**Task to carry out**
Type out all the records word for word. Any pictures are to be left out.

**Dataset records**
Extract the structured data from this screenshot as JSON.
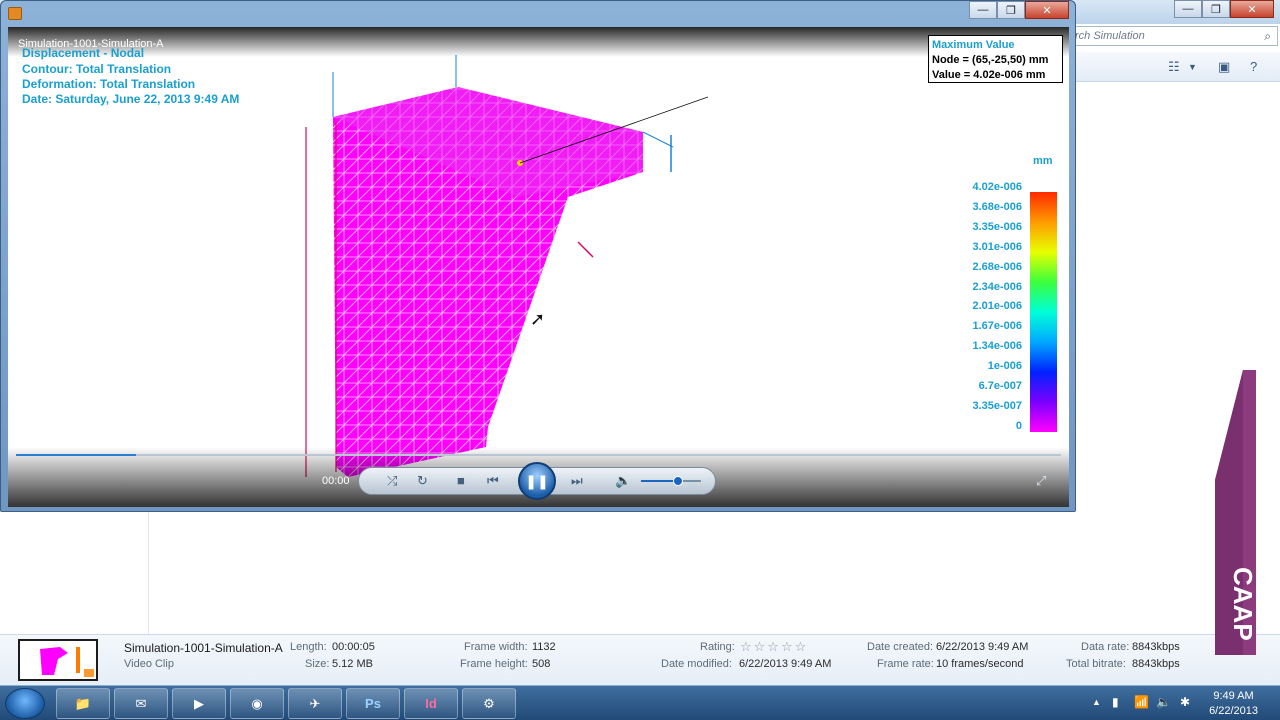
{
  "explorer": {
    "search_placeholder": "rch Simulation"
  },
  "details": {
    "file_name": "Simulation-1001-Simulation-A",
    "file_type": "Video Clip",
    "length_label": "Length:",
    "length_value": "00:00:05",
    "size_label": "Size:",
    "size_value": "5.12 MB",
    "frame_width_label": "Frame width:",
    "frame_width_value": "1132",
    "frame_height_label": "Frame height:",
    "frame_height_value": "508",
    "rating_label": "Rating:",
    "rating_value": 0,
    "rating_stars": "☆☆☆☆☆",
    "date_modified_label": "Date modified:",
    "date_modified_value": "6/22/2013 9:49 AM",
    "date_created_label": "Date created:",
    "date_created_value": "6/22/2013 9:49 AM",
    "frame_rate_label": "Frame rate:",
    "frame_rate_value": "10 frames/second",
    "data_rate_label": "Data rate:",
    "data_rate_value": "8843kbps",
    "total_bitrate_label": "Total bitrate:",
    "total_bitrate_value": "8843kbps"
  },
  "player": {
    "video_title": "Simulation-1001-Simulation-A",
    "overlay_lines": [
      "Displacement - Nodal",
      "Contour: Total Translation",
      "Deformation: Total Translation",
      "Date: Saturday, June 22, 2013  9:49 AM"
    ],
    "max_box": {
      "title": "Maximum Value",
      "node": "Node = (65,-25,50) mm",
      "value": "Value = 4.02e-006 mm"
    },
    "legend_unit": "mm",
    "legend_ticks": [
      "4.02e-006",
      "3.68e-006",
      "3.35e-006",
      "3.01e-006",
      "2.68e-006",
      "2.34e-006",
      "2.01e-006",
      "1.67e-006",
      "1.34e-006",
      "1e-006",
      "6.7e-007",
      "3.35e-007",
      "0"
    ],
    "time": "00:00",
    "seek_progress": 0.115,
    "volume_level": 0.62
  },
  "banner": {
    "text": "CAAP"
  },
  "taskbar": {
    "apps": [
      "explorer",
      "outlook",
      "media-player",
      "firefox",
      "app",
      "Ps",
      "Id",
      "app2"
    ],
    "ps_label": "Ps",
    "id_label": "Id",
    "clock_time": "9:49 AM",
    "clock_date": "6/22/2013"
  },
  "colors": {
    "overlay_text": "#1a9fcf",
    "mesh_magenta": "#ff00ff",
    "taskbar": "#214a78"
  }
}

**Full solution**
Extract the structured data from this screenshot as JSON.
{
  "explorer": {
    "search_placeholder": "rch Simulation"
  },
  "details": {
    "file_name": "Simulation-1001-Simulation-A",
    "file_type": "Video Clip",
    "length_label": "Length:",
    "length_value": "00:00:05",
    "size_label": "Size:",
    "size_value": "5.12 MB",
    "frame_width_label": "Frame width:",
    "frame_width_value": "1132",
    "frame_height_label": "Frame height:",
    "frame_height_value": "508",
    "rating_label": "Rating:",
    "rating_value": 0,
    "rating_stars": "☆☆☆☆☆",
    "date_modified_label": "Date modified:",
    "date_modified_value": "6/22/2013 9:49 AM",
    "date_created_label": "Date created:",
    "date_created_value": "6/22/2013 9:49 AM",
    "frame_rate_label": "Frame rate:",
    "frame_rate_value": "10 frames/second",
    "data_rate_label": "Data rate:",
    "data_rate_value": "8843kbps",
    "total_bitrate_label": "Total bitrate:",
    "total_bitrate_value": "8843kbps"
  },
  "player": {
    "video_title": "Simulation-1001-Simulation-A",
    "overlay_lines": [
      "Displacement - Nodal",
      "Contour: Total Translation",
      "Deformation: Total Translation",
      "Date: Saturday, June 22, 2013  9:49 AM"
    ],
    "max_box": {
      "title": "Maximum Value",
      "node": "Node = (65,-25,50) mm",
      "value": "Value = 4.02e-006 mm"
    },
    "legend_unit": "mm",
    "legend_ticks": [
      "4.02e-006",
      "3.68e-006",
      "3.35e-006",
      "3.01e-006",
      "2.68e-006",
      "2.34e-006",
      "2.01e-006",
      "1.67e-006",
      "1.34e-006",
      "1e-006",
      "6.7e-007",
      "3.35e-007",
      "0"
    ],
    "time": "00:00",
    "seek_progress": 0.115,
    "volume_level": 0.62
  },
  "banner": {
    "text": "CAAP"
  },
  "taskbar": {
    "apps": [
      "explorer",
      "outlook",
      "media-player",
      "firefox",
      "app",
      "Ps",
      "Id",
      "app2"
    ],
    "ps_label": "Ps",
    "id_label": "Id",
    "clock_time": "9:49 AM",
    "clock_date": "6/22/2013"
  },
  "colors": {
    "overlay_text": "#1a9fcf",
    "mesh_magenta": "#ff00ff",
    "taskbar": "#214a78"
  }
}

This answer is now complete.